• RECORD EXTRACTS:
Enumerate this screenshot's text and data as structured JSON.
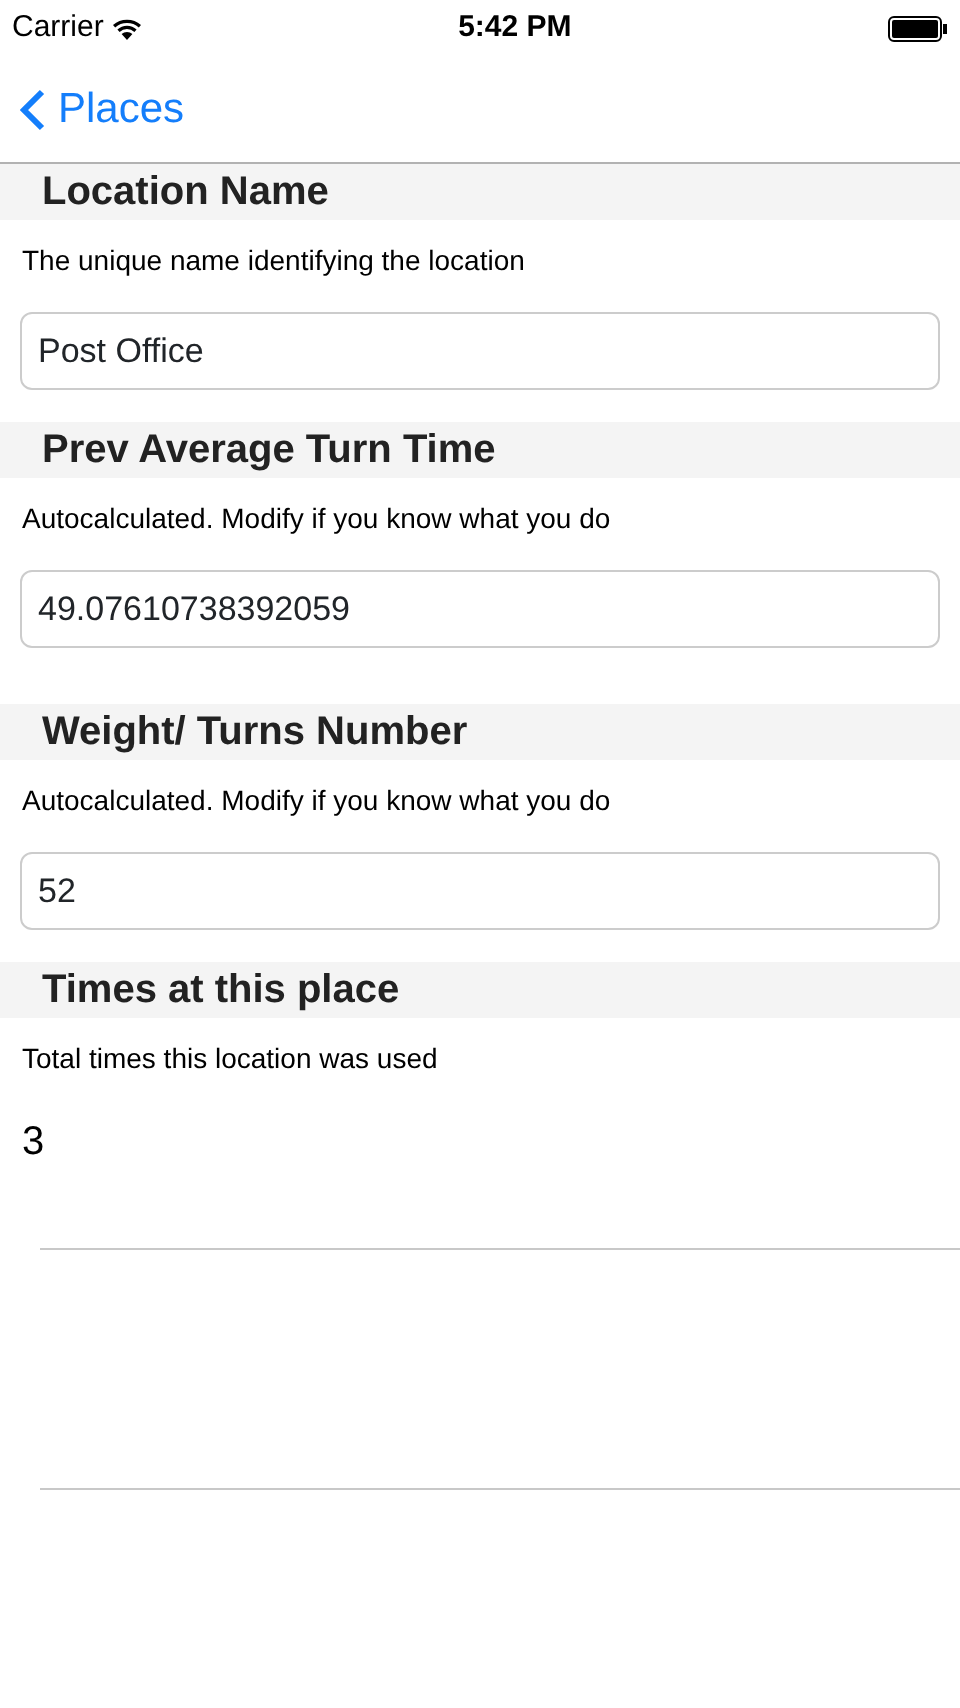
{
  "status_bar": {
    "carrier": "Carrier",
    "time": "5:42 PM"
  },
  "nav": {
    "back_label": "Places"
  },
  "sections": [
    {
      "kind": "field",
      "title": "Location Name",
      "description": "The unique name identifying the location",
      "value": "Post Office"
    },
    {
      "kind": "field",
      "title": "Prev Average Turn Time",
      "description": "Autocalculated. Modify if you know what you do",
      "value": "49.07610738392059"
    },
    {
      "kind": "field",
      "title": "Weight/ Turns Number",
      "description": "Autocalculated. Modify if you know what you do",
      "value": "52"
    },
    {
      "kind": "text",
      "title": "Times at this place",
      "description": "Total times this location was used",
      "value": "3"
    }
  ]
}
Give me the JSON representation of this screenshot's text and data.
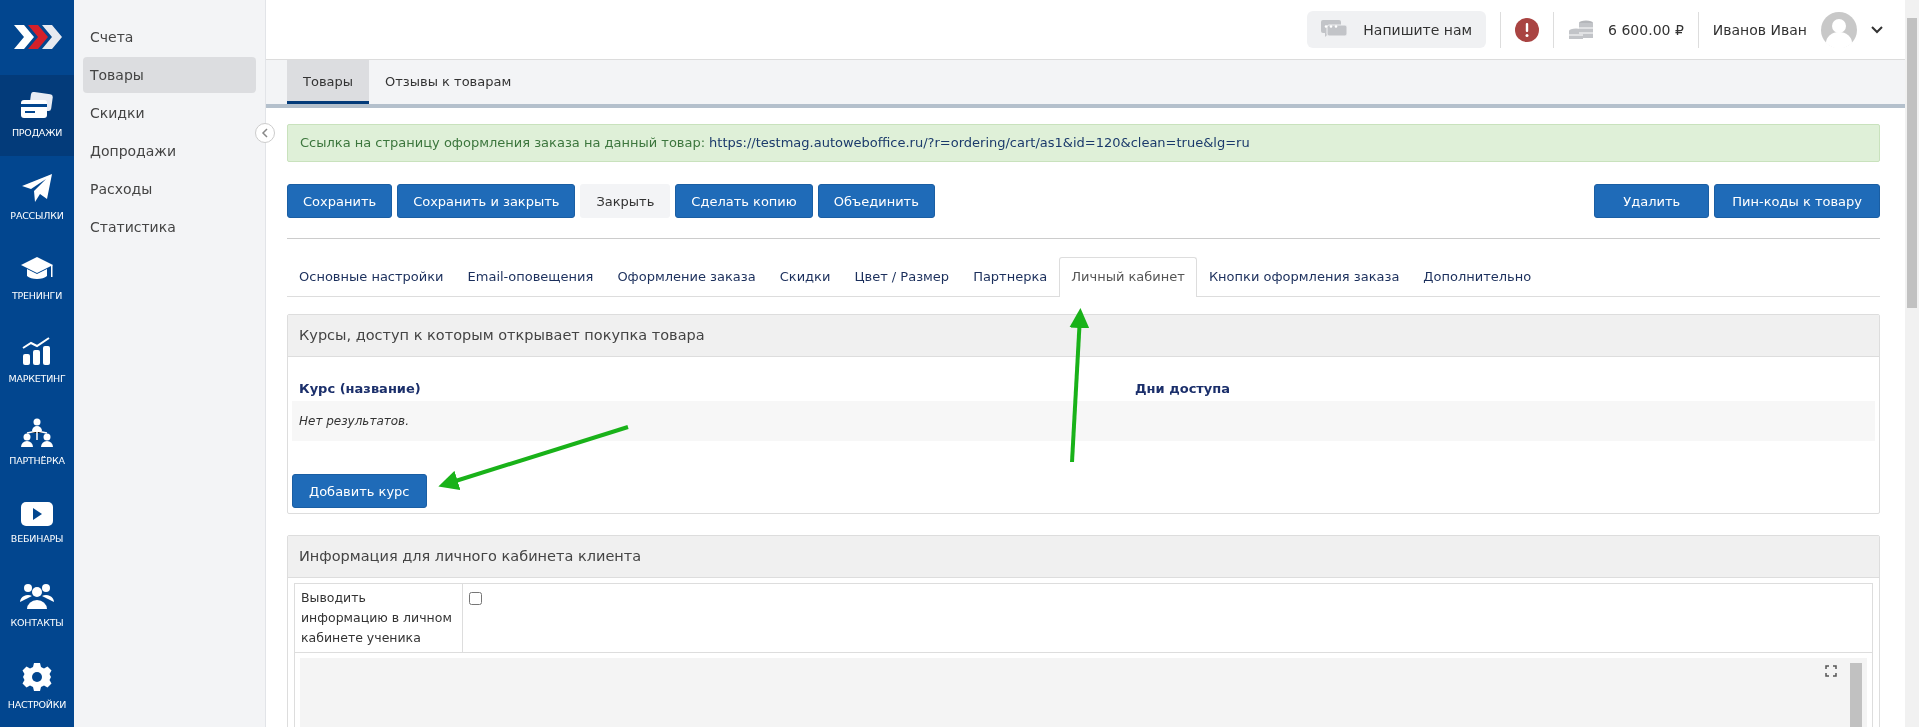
{
  "rail": [
    {
      "label": "ПРОДАЖИ",
      "kind": "card",
      "selected": true
    },
    {
      "label": "РАССЫЛКИ",
      "kind": "plane",
      "selected": false
    },
    {
      "label": "ТРЕНИНГИ",
      "kind": "cap",
      "selected": false
    },
    {
      "label": "МАРКЕТИНГ",
      "kind": "chart",
      "selected": false
    },
    {
      "label": "ПАРТНЁРКА",
      "kind": "tree",
      "selected": false
    },
    {
      "label": "ВЕБИНАРЫ",
      "kind": "play",
      "selected": false
    },
    {
      "label": "КОНТАКТЫ",
      "kind": "group",
      "selected": false
    },
    {
      "label": "НАСТРОЙКИ",
      "kind": "gear",
      "selected": false
    }
  ],
  "submenu": [
    {
      "label": "Счета",
      "selected": false
    },
    {
      "label": "Товары",
      "selected": true
    },
    {
      "label": "Скидки",
      "selected": false
    },
    {
      "label": "Допродажи",
      "selected": false
    },
    {
      "label": "Расходы",
      "selected": false
    },
    {
      "label": "Статистика",
      "selected": false
    }
  ],
  "topbar": {
    "chat_button": "Напишите нам",
    "balance": "6 600.00 ₽",
    "user": "Иванов Иван"
  },
  "page_tabs": [
    {
      "label": "Товары",
      "selected": true
    },
    {
      "label": "Отзывы к товарам",
      "selected": false
    }
  ],
  "alert": {
    "text": "Ссылка на страницу оформления заказа на данный товар:",
    "link": "https://testmag.autoweboffice.ru/?r=ordering/cart/as1&id=120&clean=true&lg=ru"
  },
  "actions_left": [
    {
      "label": "Сохранить",
      "kind": "primary"
    },
    {
      "label": "Сохранить и закрыть",
      "kind": "primary"
    },
    {
      "label": "Закрыть",
      "kind": "plain"
    },
    {
      "label": "Сделать копию",
      "kind": "primary"
    },
    {
      "label": "Объединить",
      "kind": "primary"
    }
  ],
  "actions_right": [
    {
      "label": "Удалить",
      "kind": "primary"
    },
    {
      "label": "Пин-коды к товару",
      "kind": "primary"
    }
  ],
  "section_tabs": [
    {
      "label": "Основные настройки",
      "selected": false
    },
    {
      "label": "Email-оповещения",
      "selected": false
    },
    {
      "label": "Оформление заказа",
      "selected": false
    },
    {
      "label": "Скидки",
      "selected": false
    },
    {
      "label": "Цвет / Размер",
      "selected": false
    },
    {
      "label": "Партнерка",
      "selected": false
    },
    {
      "label": "Личный кабинет",
      "selected": true
    },
    {
      "label": "Кнопки оформления заказа",
      "selected": false
    },
    {
      "label": "Дополнительно",
      "selected": false
    }
  ],
  "courses_panel": {
    "title": "Курсы, доступ к которым открывает покупка товара",
    "columns": [
      "Курс (название)",
      "Дни доступа"
    ],
    "empty_text": "Нет результатов.",
    "add_button": "Добавить курс"
  },
  "info_panel": {
    "title": "Информация для личного кабинета клиента",
    "field_label": "Выводить информацию в личном кабинете ученика",
    "checked": false
  }
}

• PROBLEM: Reproduce the listing above exactly, excluding all pictures.

• ANSWER BELOW:
Enumerate this screenshot's text and data as structured JSON.
{
  "status_bar": {
    "carrier": "Carrier",
    "time": "5:42 PM"
  },
  "nav": {
    "back_label": "Places"
  },
  "sections": [
    {
      "kind": "field",
      "title": "Location Name",
      "description": "The unique name identifying the location",
      "value": "Post Office"
    },
    {
      "kind": "field",
      "title": "Prev Average Turn Time",
      "description": "Autocalculated. Modify if you know what you do",
      "value": "49.07610738392059"
    },
    {
      "kind": "field",
      "title": "Weight/ Turns Number",
      "description": "Autocalculated. Modify if you know what you do",
      "value": "52"
    },
    {
      "kind": "text",
      "title": "Times at this place",
      "description": "Total times this location was used",
      "value": "3"
    }
  ]
}
Give me the JSON representation of this screenshot's text and data.
{
  "rail": [
    {
      "label": "ПРОДАЖИ",
      "kind": "card",
      "selected": true
    },
    {
      "label": "РАССЫЛКИ",
      "kind": "plane",
      "selected": false
    },
    {
      "label": "ТРЕНИНГИ",
      "kind": "cap",
      "selected": false
    },
    {
      "label": "МАРКЕТИНГ",
      "kind": "chart",
      "selected": false
    },
    {
      "label": "ПАРТНЁРКА",
      "kind": "tree",
      "selected": false
    },
    {
      "label": "ВЕБИНАРЫ",
      "kind": "play",
      "selected": false
    },
    {
      "label": "КОНТАКТЫ",
      "kind": "group",
      "selected": false
    },
    {
      "label": "НАСТРОЙКИ",
      "kind": "gear",
      "selected": false
    }
  ],
  "submenu": [
    {
      "label": "Счета",
      "selected": false
    },
    {
      "label": "Товары",
      "selected": true
    },
    {
      "label": "Скидки",
      "selected": false
    },
    {
      "label": "Допродажи",
      "selected": false
    },
    {
      "label": "Расходы",
      "selected": false
    },
    {
      "label": "Статистика",
      "selected": false
    }
  ],
  "topbar": {
    "chat_button": "Напишите нам",
    "balance": "6 600.00 ₽",
    "user": "Иванов Иван"
  },
  "page_tabs": [
    {
      "label": "Товары",
      "selected": true
    },
    {
      "label": "Отзывы к товарам",
      "selected": false
    }
  ],
  "alert": {
    "text": "Ссылка на страницу оформления заказа на данный товар:",
    "link": "https://testmag.autoweboffice.ru/?r=ordering/cart/as1&id=120&clean=true&lg=ru"
  },
  "actions_left": [
    {
      "label": "Сохранить",
      "kind": "primary"
    },
    {
      "label": "Сохранить и закрыть",
      "kind": "primary"
    },
    {
      "label": "Закрыть",
      "kind": "plain"
    },
    {
      "label": "Сделать копию",
      "kind": "primary"
    },
    {
      "label": "Объединить",
      "kind": "primary"
    }
  ],
  "actions_right": [
    {
      "label": "Удалить",
      "kind": "primary"
    },
    {
      "label": "Пин-коды к товару",
      "kind": "primary"
    }
  ],
  "section_tabs": [
    {
      "label": "Основные настройки",
      "selected": false
    },
    {
      "label": "Email-оповещения",
      "selected": false
    },
    {
      "label": "Оформление заказа",
      "selected": false
    },
    {
      "label": "Скидки",
      "selected": false
    },
    {
      "label": "Цвет / Размер",
      "selected": false
    },
    {
      "label": "Партнерка",
      "selected": false
    },
    {
      "label": "Личный кабинет",
      "selected": true
    },
    {
      "label": "Кнопки оформления заказа",
      "selected": false
    },
    {
      "label": "Дополнительно",
      "selected": false
    }
  ],
  "courses_panel": {
    "title": "Курсы, доступ к которым открывает покупка товара",
    "columns": [
      "Курс (название)",
      "Дни доступа"
    ],
    "empty_text": "Нет результатов.",
    "add_button": "Добавить курс"
  },
  "info_panel": {
    "title": "Информация для личного кабинета клиента",
    "field_label": "Выводить информацию в личном кабинете ученика",
    "checked": false
  }
}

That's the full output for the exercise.